Input records:

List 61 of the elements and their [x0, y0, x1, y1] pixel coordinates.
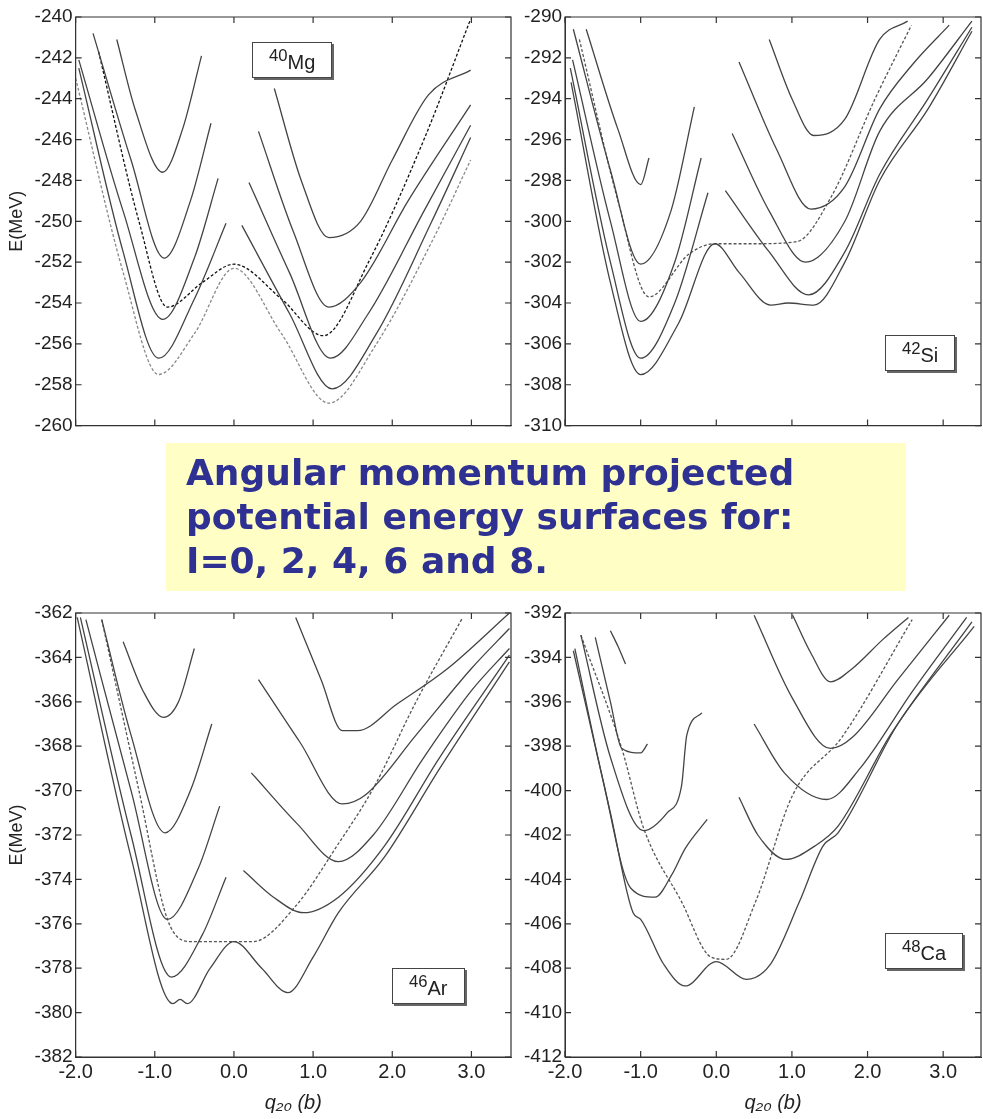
y-tick-label: -292 — [524, 46, 563, 68]
text: Angular momentum projected potential energy surfaces for: I=0, 2, 4, 6 and 8. — [166, 443, 906, 591]
y-tick-label: -244 — [34, 86, 74, 108]
y-tick-label: -392 — [524, 601, 563, 623]
x-axis-title: q₂₀ (b) — [264, 1090, 322, 1113]
y-tick-label: -256 — [34, 332, 73, 354]
y-tick-label: -296 — [524, 127, 563, 149]
x-tick-label: 0.0 — [702, 1059, 731, 1082]
y-tick-label: -372 — [34, 823, 73, 845]
y-tick-label: -258 — [34, 372, 73, 394]
x-tick-label: 3.0 — [457, 1059, 486, 1082]
y-tick-label: -374 — [34, 867, 74, 889]
y-tick-label: -396 — [524, 690, 563, 712]
annotation: $^{48}$Ca — [885, 933, 964, 969]
y-tick-label: -294 — [524, 86, 563, 108]
x-tick-label: 2.0 — [378, 1059, 407, 1082]
x-tick-label: 1.0 — [778, 1059, 806, 1082]
y-axis-title: E(MeV) — [5, 190, 26, 252]
y-tick-label: -406 — [524, 912, 563, 934]
y-tick-label: -250 — [34, 209, 73, 231]
y-axis-title: E(MeV) — [5, 804, 26, 866]
annotation: $^{46}$Ar — [392, 968, 465, 1004]
y-tick-label: -366 — [34, 690, 73, 712]
y-tick-label: -408 — [524, 956, 563, 978]
x-axis-title: q₂₀ (b) — [744, 1090, 802, 1113]
x-tick-label: -1.0 — [623, 1059, 658, 1082]
y-tick-label: -240 — [34, 5, 73, 27]
y-tick-label: -378 — [34, 956, 73, 978]
annotation: $^{42}$Si — [885, 335, 956, 371]
y-tick-label: -308 — [524, 372, 563, 394]
y-tick-label: -254 — [34, 291, 74, 313]
y-tick-label: -306 — [524, 332, 563, 354]
y-tick-label: -246 — [34, 127, 73, 149]
y-tick-label: -402 — [524, 823, 563, 845]
y-tick-label: -376 — [34, 912, 73, 934]
y-tick-label: -290 — [524, 5, 563, 27]
x-tick-label: 2.0 — [853, 1059, 882, 1082]
x-tick-label: -1.0 — [137, 1059, 173, 1082]
y-tick-label: -242 — [34, 46, 73, 68]
y-tick-label: -248 — [34, 168, 73, 190]
annotation: $^{40}$Mg — [252, 42, 333, 78]
y-tick-label: -368 — [34, 734, 73, 756]
y-tick-label: -298 — [524, 168, 563, 190]
y-tick-label: -304 — [524, 291, 563, 313]
y-tick-label: -370 — [34, 778, 73, 800]
y-tick-label: -300 — [524, 209, 563, 231]
y-tick-label: -252 — [34, 250, 73, 272]
y-tick-label: -260 — [34, 413, 73, 435]
y-tick-label: -364 — [34, 645, 74, 667]
y-tick-label: -362 — [34, 601, 73, 623]
y-tick-label: -410 — [524, 1000, 563, 1022]
y-tick-label: -404 — [524, 867, 563, 889]
y-tick-label: -380 — [34, 1000, 73, 1022]
x-tick-label: 0.0 — [220, 1059, 248, 1082]
x-tick-label: 3.0 — [929, 1059, 958, 1082]
x-tick-label: 1.0 — [299, 1059, 328, 1082]
y-tick-label: -394 — [524, 645, 563, 667]
y-tick-label: -302 — [524, 250, 563, 272]
y-tick-label: -400 — [524, 778, 563, 800]
y-tick-label: -398 — [524, 734, 563, 756]
y-tick-label: -310 — [524, 413, 563, 435]
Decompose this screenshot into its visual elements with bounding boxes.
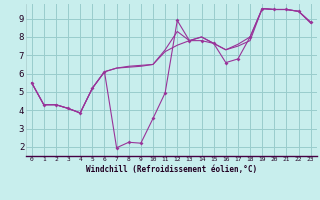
X-axis label: Windchill (Refroidissement éolien,°C): Windchill (Refroidissement éolien,°C) xyxy=(86,165,257,174)
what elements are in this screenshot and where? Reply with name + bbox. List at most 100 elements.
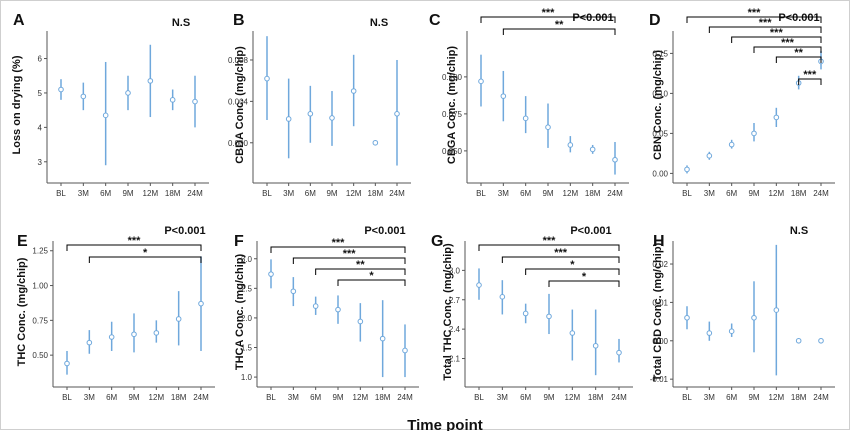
y-tick-label: 0.008 bbox=[228, 56, 249, 65]
x-tick-label: 18M bbox=[585, 189, 601, 198]
x-tick-label: BL bbox=[62, 393, 72, 402]
data-point bbox=[192, 98, 198, 105]
significance-label: P<0.001 bbox=[572, 12, 613, 24]
x-tick-label: 18M bbox=[165, 189, 181, 198]
data-point bbox=[567, 142, 574, 148]
data-point bbox=[751, 314, 757, 321]
significance-label: P<0.001 bbox=[164, 225, 205, 237]
significance-bracket bbox=[292, 257, 406, 264]
y-tick-label: 2.0 bbox=[241, 314, 253, 323]
x-tick-label: BL bbox=[262, 189, 272, 198]
y-tick-label: 1.00 bbox=[32, 282, 48, 291]
x-tick-label: 24M bbox=[611, 393, 627, 402]
x-tick-label: 12M bbox=[353, 393, 369, 402]
x-tick-label: 24M bbox=[193, 393, 209, 402]
panel-label: G bbox=[431, 233, 443, 250]
data-point bbox=[545, 124, 551, 130]
significance-bracket bbox=[502, 28, 616, 35]
bracket-label: *** bbox=[781, 37, 795, 49]
data-point bbox=[307, 110, 314, 117]
significance-bracket bbox=[753, 46, 822, 53]
bracket-label: *** bbox=[332, 237, 346, 249]
data-point bbox=[500, 93, 507, 99]
significance-bracket bbox=[525, 268, 620, 275]
data-point bbox=[131, 331, 137, 338]
x-tick-label: 18M bbox=[375, 393, 391, 402]
bracket-label: ** bbox=[356, 259, 365, 271]
x-tick-label: 24M bbox=[389, 189, 405, 198]
bracket-label: *** bbox=[803, 69, 817, 81]
x-tick-label: 18M bbox=[368, 189, 384, 198]
significance-bracket bbox=[686, 16, 822, 23]
panel-label: E bbox=[17, 233, 28, 250]
x-tick-label: 12M bbox=[149, 393, 165, 402]
y-tick-label: 0.050 bbox=[442, 147, 463, 156]
significance-label: N.S bbox=[790, 225, 808, 237]
y-tick-label: 1.5 bbox=[241, 344, 253, 353]
y-tick-label: 0.00 bbox=[652, 337, 668, 346]
x-tick-label: 6M bbox=[310, 393, 321, 402]
x-tick-label: 3M bbox=[78, 189, 89, 198]
x-tick-label: 9M bbox=[748, 189, 759, 198]
y-tick-label: 0.00 bbox=[652, 169, 668, 178]
x-tick-label: 9M bbox=[542, 189, 553, 198]
data-point bbox=[153, 330, 160, 336]
significance-bracket bbox=[337, 279, 406, 286]
x-tick-label: 18M bbox=[791, 393, 807, 402]
significance-bracket bbox=[270, 246, 406, 253]
data-point bbox=[684, 166, 690, 173]
y-tick-label: 2.4 bbox=[449, 325, 461, 334]
y-tick-label: 0.100 bbox=[442, 73, 463, 82]
data-point bbox=[499, 294, 506, 300]
x-tick-label: 9M bbox=[543, 393, 554, 402]
data-point bbox=[751, 130, 757, 137]
y-tick-label: 2.1 bbox=[449, 355, 461, 364]
data-point bbox=[569, 330, 576, 336]
y-tick-label: 0.000 bbox=[228, 139, 249, 148]
y-tick-label: 1.0 bbox=[241, 373, 253, 382]
panel-g: G P<0.001 Total THC Conc. (mg/chip)2.1 2.4 2… bbox=[431, 225, 633, 402]
y-axis-title: CBGA Conc. (mg/chip) bbox=[446, 46, 458, 164]
x-tick-label: 24M bbox=[607, 189, 623, 198]
data-point bbox=[773, 114, 780, 121]
data-point bbox=[372, 139, 379, 146]
significance-bracket bbox=[478, 244, 620, 251]
data-point bbox=[312, 303, 319, 309]
data-point bbox=[64, 360, 70, 367]
data-point bbox=[522, 310, 529, 317]
y-tick-label: 0.075 bbox=[442, 110, 463, 119]
data-point bbox=[706, 153, 713, 159]
panel-label: D bbox=[649, 12, 661, 29]
x-tick-label: BL bbox=[474, 393, 484, 402]
data-point bbox=[108, 334, 115, 340]
data-point bbox=[379, 335, 386, 342]
data-point bbox=[264, 75, 270, 82]
bracket-label: * bbox=[143, 247, 148, 259]
bracket-label: *** bbox=[554, 247, 568, 259]
data-point bbox=[612, 156, 618, 163]
x-tick-label: 24M bbox=[187, 189, 203, 198]
y-tick-label: 2.7 bbox=[449, 296, 461, 305]
x-tick-label: 6M bbox=[520, 393, 531, 402]
significance-bracket bbox=[731, 36, 822, 43]
data-point bbox=[290, 288, 297, 295]
data-point bbox=[285, 116, 292, 122]
x-tick-label: 18M bbox=[171, 393, 187, 402]
y-axis-title: THCA Conc. (mg/chip) bbox=[234, 254, 246, 371]
x-tick-label: 12M bbox=[565, 393, 581, 402]
data-point bbox=[818, 337, 824, 344]
data-point bbox=[728, 141, 735, 148]
data-point bbox=[335, 306, 341, 313]
panel-e: E P<0.001 THC Conc. (mg/chip) 0.50 0.75 1.00 1… bbox=[16, 225, 215, 402]
bracket-label: *** bbox=[759, 17, 773, 29]
significance-bracket bbox=[480, 16, 616, 23]
y-tick-label: 0.05 bbox=[652, 129, 668, 138]
y-axis-title: Total THC Conc. (mg/chip) bbox=[442, 243, 454, 381]
y-tick-label: 2.5 bbox=[241, 284, 253, 293]
significance-bracket bbox=[708, 26, 822, 33]
x-tick-label: 9M bbox=[326, 189, 337, 198]
y-tick-label: 0.10 bbox=[652, 89, 668, 98]
bracket-label: ** bbox=[555, 19, 564, 31]
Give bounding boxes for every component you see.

Your objective: Can you put the lines into a numbered list, starting with the line that contains "y-tick-label: -292 — [524, 46, 563, 68]" and going on through the line that contains "42, 333, 78]", with any blank lines left out?

In response:
1. y-tick-label: -292 — [524, 46, 563, 68]
2. text: Angular momentum projected potential energy surfaces for: I=0, 2, 4, 6 and 8. — [166, 443, 906, 591]
3. y-tick-label: -244 — [34, 86, 74, 108]
4. y-tick-label: -392 — [524, 601, 563, 623]
5. x-axis-title: q₂₀ (b) — [264, 1090, 322, 1113]
6. y-tick-label: -256 — [34, 332, 73, 354]
7. y-tick-label: -296 — [524, 127, 563, 149]
8. x-tick-label: 0.0 — [702, 1059, 731, 1082]
9. y-tick-label: -372 — [34, 823, 73, 845]
10. y-tick-label: -258 — [34, 372, 73, 394]
11. x-tick-label: 3.0 — [457, 1059, 486, 1082]
12. y-tick-label: -374 — [34, 867, 74, 889]
13. y-tick-label: -396 — [524, 690, 563, 712]
14. annotation: $^{48}$Ca — [885, 933, 964, 969]
15. y-tick-label: -294 — [524, 86, 563, 108]
16. x-tick-label: 2.0 — [378, 1059, 407, 1082]
17. x-tick-label: 1.0 — [778, 1059, 806, 1082]
18. y-axis-title: E(MeV) — [5, 190, 26, 252]
19. y-tick-label: -406 — [524, 912, 563, 934]
20. y-tick-label: -250 — [34, 209, 73, 231]
21. y-axis-title: E(MeV) — [5, 804, 26, 866]
22. annotation: $^{46}$Ar — [392, 968, 465, 1004]
23. y-tick-label: -366 — [34, 690, 73, 712]
24. y-tick-label: -408 — [524, 956, 563, 978]
25. x-axis-title: q₂₀ (b) — [744, 1090, 802, 1113]
26. x-tick-label: -1.0 — [623, 1059, 658, 1082]
27. y-tick-label: -240 — [34, 5, 73, 27]
28. y-tick-label: -378 — [34, 956, 73, 978]
29. annotation: $^{42}$Si — [885, 335, 956, 371]
30. y-tick-label: -308 — [524, 372, 563, 394]
31. y-tick-label: -254 — [34, 291, 74, 313]
32. y-tick-label: -306 — [524, 332, 563, 354]
33. y-tick-label: -246 — [34, 127, 73, 149]
34. y-tick-label: -402 — [524, 823, 563, 845]
35. y-tick-label: -376 — [34, 912, 73, 934]
36. y-tick-label: -290 — [524, 5, 563, 27]
37. x-tick-label: 2.0 — [853, 1059, 882, 1082]
38. x-tick-label: -1.0 — [137, 1059, 173, 1082]
39. y-tick-label: -242 — [34, 46, 73, 68]
40. y-tick-label: -248 — [34, 168, 73, 190]
41. annotation: $^{40}$Mg — [252, 42, 333, 78]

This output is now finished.